**PROVIDED RECORDS:**
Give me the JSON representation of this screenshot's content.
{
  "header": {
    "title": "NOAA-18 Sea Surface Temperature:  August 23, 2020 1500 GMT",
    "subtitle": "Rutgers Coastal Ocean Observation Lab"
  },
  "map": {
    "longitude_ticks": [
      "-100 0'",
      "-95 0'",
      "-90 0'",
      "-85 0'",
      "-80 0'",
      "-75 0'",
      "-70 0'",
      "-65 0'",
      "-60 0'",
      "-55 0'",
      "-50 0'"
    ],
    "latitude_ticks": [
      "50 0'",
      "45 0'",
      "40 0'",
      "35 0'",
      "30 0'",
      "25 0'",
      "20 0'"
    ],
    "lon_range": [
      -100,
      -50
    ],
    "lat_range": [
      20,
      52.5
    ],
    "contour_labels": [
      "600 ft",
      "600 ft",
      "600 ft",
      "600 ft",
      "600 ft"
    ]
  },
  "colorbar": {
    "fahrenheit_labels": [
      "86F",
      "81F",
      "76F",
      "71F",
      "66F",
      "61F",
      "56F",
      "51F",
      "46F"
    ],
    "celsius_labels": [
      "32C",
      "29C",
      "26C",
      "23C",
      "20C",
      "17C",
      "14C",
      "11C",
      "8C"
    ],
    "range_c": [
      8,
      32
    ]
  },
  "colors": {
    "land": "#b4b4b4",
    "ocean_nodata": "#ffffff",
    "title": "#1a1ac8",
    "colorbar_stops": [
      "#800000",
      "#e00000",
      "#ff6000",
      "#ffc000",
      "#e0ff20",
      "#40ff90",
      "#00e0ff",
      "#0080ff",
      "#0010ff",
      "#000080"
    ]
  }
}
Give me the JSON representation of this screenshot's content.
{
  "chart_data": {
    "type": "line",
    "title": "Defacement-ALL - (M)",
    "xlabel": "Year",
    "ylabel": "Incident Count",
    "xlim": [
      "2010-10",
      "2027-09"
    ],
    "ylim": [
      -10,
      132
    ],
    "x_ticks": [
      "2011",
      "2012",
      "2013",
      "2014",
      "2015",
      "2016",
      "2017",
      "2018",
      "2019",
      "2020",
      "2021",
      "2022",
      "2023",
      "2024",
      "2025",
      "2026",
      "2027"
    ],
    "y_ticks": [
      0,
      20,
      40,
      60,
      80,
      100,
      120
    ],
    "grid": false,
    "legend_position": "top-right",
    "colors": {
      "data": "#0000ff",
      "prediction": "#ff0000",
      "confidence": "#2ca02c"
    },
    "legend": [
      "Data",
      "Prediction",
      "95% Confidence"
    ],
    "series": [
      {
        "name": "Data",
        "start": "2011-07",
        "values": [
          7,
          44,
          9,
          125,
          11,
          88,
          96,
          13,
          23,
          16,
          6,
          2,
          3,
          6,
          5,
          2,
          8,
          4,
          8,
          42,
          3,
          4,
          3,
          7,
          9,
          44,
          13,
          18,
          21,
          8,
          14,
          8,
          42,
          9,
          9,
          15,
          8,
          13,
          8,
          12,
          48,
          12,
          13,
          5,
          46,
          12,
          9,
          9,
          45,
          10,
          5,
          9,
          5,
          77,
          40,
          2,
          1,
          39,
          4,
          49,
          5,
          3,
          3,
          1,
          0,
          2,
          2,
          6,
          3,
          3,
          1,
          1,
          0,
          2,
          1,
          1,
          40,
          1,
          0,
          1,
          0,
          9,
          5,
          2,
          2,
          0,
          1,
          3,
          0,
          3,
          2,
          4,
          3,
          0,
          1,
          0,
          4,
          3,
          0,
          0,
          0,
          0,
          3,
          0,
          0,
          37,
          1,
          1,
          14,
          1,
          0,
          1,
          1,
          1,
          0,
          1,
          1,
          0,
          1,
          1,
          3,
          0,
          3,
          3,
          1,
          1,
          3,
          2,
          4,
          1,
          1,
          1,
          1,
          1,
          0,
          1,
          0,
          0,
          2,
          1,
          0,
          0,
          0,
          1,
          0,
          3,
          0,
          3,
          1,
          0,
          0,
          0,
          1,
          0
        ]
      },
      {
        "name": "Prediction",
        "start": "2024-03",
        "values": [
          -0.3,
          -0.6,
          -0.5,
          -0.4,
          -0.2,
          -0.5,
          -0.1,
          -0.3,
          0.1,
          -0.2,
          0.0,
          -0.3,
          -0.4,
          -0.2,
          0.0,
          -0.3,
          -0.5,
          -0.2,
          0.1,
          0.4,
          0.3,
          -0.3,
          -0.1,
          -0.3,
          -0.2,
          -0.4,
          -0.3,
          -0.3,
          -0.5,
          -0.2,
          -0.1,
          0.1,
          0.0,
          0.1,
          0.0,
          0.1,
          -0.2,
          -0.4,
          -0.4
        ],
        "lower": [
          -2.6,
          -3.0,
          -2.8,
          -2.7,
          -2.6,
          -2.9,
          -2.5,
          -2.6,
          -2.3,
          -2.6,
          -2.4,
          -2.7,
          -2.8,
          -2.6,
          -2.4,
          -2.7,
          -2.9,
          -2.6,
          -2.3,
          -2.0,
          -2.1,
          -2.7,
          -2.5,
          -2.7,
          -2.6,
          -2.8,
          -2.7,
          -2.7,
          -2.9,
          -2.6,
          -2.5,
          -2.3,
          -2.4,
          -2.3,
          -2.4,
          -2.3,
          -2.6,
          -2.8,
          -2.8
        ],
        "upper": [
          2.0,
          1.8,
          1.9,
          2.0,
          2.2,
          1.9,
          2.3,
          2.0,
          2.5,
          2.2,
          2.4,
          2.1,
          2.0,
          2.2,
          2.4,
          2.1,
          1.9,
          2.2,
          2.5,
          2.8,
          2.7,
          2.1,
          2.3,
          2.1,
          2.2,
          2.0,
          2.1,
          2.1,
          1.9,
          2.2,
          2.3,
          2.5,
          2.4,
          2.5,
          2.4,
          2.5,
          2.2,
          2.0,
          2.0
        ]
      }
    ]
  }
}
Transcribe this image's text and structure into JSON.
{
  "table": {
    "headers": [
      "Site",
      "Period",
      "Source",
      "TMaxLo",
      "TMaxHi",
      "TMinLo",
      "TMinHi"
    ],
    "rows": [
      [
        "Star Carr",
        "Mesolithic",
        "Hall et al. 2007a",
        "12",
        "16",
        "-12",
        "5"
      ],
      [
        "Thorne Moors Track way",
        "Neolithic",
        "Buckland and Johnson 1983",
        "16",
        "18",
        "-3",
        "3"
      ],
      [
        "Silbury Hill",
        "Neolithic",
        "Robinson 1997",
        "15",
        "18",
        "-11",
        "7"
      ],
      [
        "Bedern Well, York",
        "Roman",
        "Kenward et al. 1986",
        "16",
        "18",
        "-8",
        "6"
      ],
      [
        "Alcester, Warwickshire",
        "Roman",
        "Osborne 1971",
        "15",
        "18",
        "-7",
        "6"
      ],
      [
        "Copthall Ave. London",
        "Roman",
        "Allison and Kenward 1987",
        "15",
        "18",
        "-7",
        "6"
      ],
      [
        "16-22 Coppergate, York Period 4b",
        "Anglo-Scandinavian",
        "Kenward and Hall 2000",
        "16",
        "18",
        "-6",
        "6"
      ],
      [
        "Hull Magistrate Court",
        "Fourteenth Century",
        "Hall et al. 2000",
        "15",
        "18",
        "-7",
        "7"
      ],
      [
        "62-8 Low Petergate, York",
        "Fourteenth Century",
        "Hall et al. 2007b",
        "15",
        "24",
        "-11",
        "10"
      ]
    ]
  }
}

**SHORT EXERCISE:** Print out all the entries precisely as written.

**RESPONSE BELOW:**
Give me the JSON representation of this screenshot's content.
{
  "header": {
    "title": "NOAA-18 Sea Surface Temperature:  August 23, 2020 1500 GMT",
    "subtitle": "Rutgers Coastal Ocean Observation Lab"
  },
  "map": {
    "longitude_ticks": [
      "-100 0'",
      "-95 0'",
      "-90 0'",
      "-85 0'",
      "-80 0'",
      "-75 0'",
      "-70 0'",
      "-65 0'",
      "-60 0'",
      "-55 0'",
      "-50 0'"
    ],
    "latitude_ticks": [
      "50 0'",
      "45 0'",
      "40 0'",
      "35 0'",
      "30 0'",
      "25 0'",
      "20 0'"
    ],
    "lon_range": [
      -100,
      -50
    ],
    "lat_range": [
      20,
      52.5
    ],
    "contour_labels": [
      "600 ft",
      "600 ft",
      "600 ft",
      "600 ft",
      "600 ft"
    ]
  },
  "colorbar": {
    "fahrenheit_labels": [
      "86F",
      "81F",
      "76F",
      "71F",
      "66F",
      "61F",
      "56F",
      "51F",
      "46F"
    ],
    "celsius_labels": [
      "32C",
      "29C",
      "26C",
      "23C",
      "20C",
      "17C",
      "14C",
      "11C",
      "8C"
    ],
    "range_c": [
      8,
      32
    ]
  },
  "colors": {
    "land": "#b4b4b4",
    "ocean_nodata": "#ffffff",
    "title": "#1a1ac8",
    "colorbar_stops": [
      "#800000",
      "#e00000",
      "#ff6000",
      "#ffc000",
      "#e0ff20",
      "#40ff90",
      "#00e0ff",
      "#0080ff",
      "#0010ff",
      "#000080"
    ]
  }
}
Give me the JSON representation of this screenshot's content.
{
  "chart_data": {
    "type": "line",
    "title": "Defacement-ALL - (M)",
    "xlabel": "Year",
    "ylabel": "Incident Count",
    "xlim": [
      "2010-10",
      "2027-09"
    ],
    "ylim": [
      -10,
      132
    ],
    "x_ticks": [
      "2011",
      "2012",
      "2013",
      "2014",
      "2015",
      "2016",
      "2017",
      "2018",
      "2019",
      "2020",
      "2021",
      "2022",
      "2023",
      "2024",
      "2025",
      "2026",
      "2027"
    ],
    "y_ticks": [
      0,
      20,
      40,
      60,
      80,
      100,
      120
    ],
    "grid": false,
    "legend_position": "top-right",
    "colors": {
      "data": "#0000ff",
      "prediction": "#ff0000",
      "confidence": "#2ca02c"
    },
    "legend": [
      "Data",
      "Prediction",
      "95% Confidence"
    ],
    "series": [
      {
        "name": "Data",
        "start": "2011-07",
        "values": [
          7,
          44,
          9,
          125,
          11,
          88,
          96,
          13,
          23,
          16,
          6,
          2,
          3,
          6,
          5,
          2,
          8,
          4,
          8,
          42,
          3,
          4,
          3,
          7,
          9,
          44,
          13,
          18,
          21,
          8,
          14,
          8,
          42,
          9,
          9,
          15,
          8,
          13,
          8,
          12,
          48,
          12,
          13,
          5,
          46,
          12,
          9,
          9,
          45,
          10,
          5,
          9,
          5,
          77,
          40,
          2,
          1,
          39,
          4,
          49,
          5,
          3,
          3,
          1,
          0,
          2,
          2,
          6,
          3,
          3,
          1,
          1,
          0,
          2,
          1,
          1,
          40,
          1,
          0,
          1,
          0,
          9,
          5,
          2,
          2,
          0,
          1,
          3,
          0,
          3,
          2,
          4,
          3,
          0,
          1,
          0,
          4,
          3,
          0,
          0,
          0,
          0,
          3,
          0,
          0,
          37,
          1,
          1,
          14,
          1,
          0,
          1,
          1,
          1,
          0,
          1,
          1,
          0,
          1,
          1,
          3,
          0,
          3,
          3,
          1,
          1,
          3,
          2,
          4,
          1,
          1,
          1,
          1,
          1,
          0,
          1,
          0,
          0,
          2,
          1,
          0,
          0,
          0,
          1,
          0,
          3,
          0,
          3,
          1,
          0,
          0,
          0,
          1,
          0
        ]
      },
      {
        "name": "Prediction",
        "start": "2024-03",
        "values": [
          -0.3,
          -0.6,
          -0.5,
          -0.4,
          -0.2,
          -0.5,
          -0.1,
          -0.3,
          0.1,
          -0.2,
          0.0,
          -0.3,
          -0.4,
          -0.2,
          0.0,
          -0.3,
          -0.5,
          -0.2,
          0.1,
          0.4,
          0.3,
          -0.3,
          -0.1,
          -0.3,
          -0.2,
          -0.4,
          -0.3,
          -0.3,
          -0.5,
          -0.2,
          -0.1,
          0.1,
          0.0,
          0.1,
          0.0,
          0.1,
          -0.2,
          -0.4,
          -0.4
        ],
        "lower": [
          -2.6,
          -3.0,
          -2.8,
          -2.7,
          -2.6,
          -2.9,
          -2.5,
          -2.6,
          -2.3,
          -2.6,
          -2.4,
          -2.7,
          -2.8,
          -2.6,
          -2.4,
          -2.7,
          -2.9,
          -2.6,
          -2.3,
          -2.0,
          -2.1,
          -2.7,
          -2.5,
          -2.7,
          -2.6,
          -2.8,
          -2.7,
          -2.7,
          -2.9,
          -2.6,
          -2.5,
          -2.3,
          -2.4,
          -2.3,
          -2.4,
          -2.3,
          -2.6,
          -2.8,
          -2.8
        ],
        "upper": [
          2.0,
          1.8,
          1.9,
          2.0,
          2.2,
          1.9,
          2.3,
          2.0,
          2.5,
          2.2,
          2.4,
          2.1,
          2.0,
          2.2,
          2.4,
          2.1,
          1.9,
          2.2,
          2.5,
          2.8,
          2.7,
          2.1,
          2.3,
          2.1,
          2.2,
          2.0,
          2.1,
          2.1,
          1.9,
          2.2,
          2.3,
          2.5,
          2.4,
          2.5,
          2.4,
          2.5,
          2.2,
          2.0,
          2.0
        ]
      }
    ]
  }
}
Transcribe this image's text and structure into JSON.
{
  "table": {
    "headers": [
      "Site",
      "Period",
      "Source",
      "TMaxLo",
      "TMaxHi",
      "TMinLo",
      "TMinHi"
    ],
    "rows": [
      [
        "Star Carr",
        "Mesolithic",
        "Hall et al. 2007a",
        "12",
        "16",
        "-12",
        "5"
      ],
      [
        "Thorne Moors Track way",
        "Neolithic",
        "Buckland and Johnson 1983",
        "16",
        "18",
        "-3",
        "3"
      ],
      [
        "Silbury Hill",
        "Neolithic",
        "Robinson 1997",
        "15",
        "18",
        "-11",
        "7"
      ],
      [
        "Bedern Well, York",
        "Roman",
        "Kenward et al. 1986",
        "16",
        "18",
        "-8",
        "6"
      ],
      [
        "Alcester, Warwickshire",
        "Roman",
        "Osborne 1971",
        "15",
        "18",
        "-7",
        "6"
      ],
      [
        "Copthall Ave. London",
        "Roman",
        "Allison and Kenward 1987",
        "15",
        "18",
        "-7",
        "6"
      ],
      [
        "16-22 Coppergate, York Period 4b",
        "Anglo-Scandinavian",
        "Kenward and Hall 2000",
        "16",
        "18",
        "-6",
        "6"
      ],
      [
        "Hull Magistrate Court",
        "Fourteenth Century",
        "Hall et al. 2000",
        "15",
        "18",
        "-7",
        "7"
      ],
      [
        "62-8 Low Petergate, York",
        "Fourteenth Century",
        "Hall et al. 2007b",
        "15",
        "24",
        "-11",
        "10"
      ]
    ]
  }
}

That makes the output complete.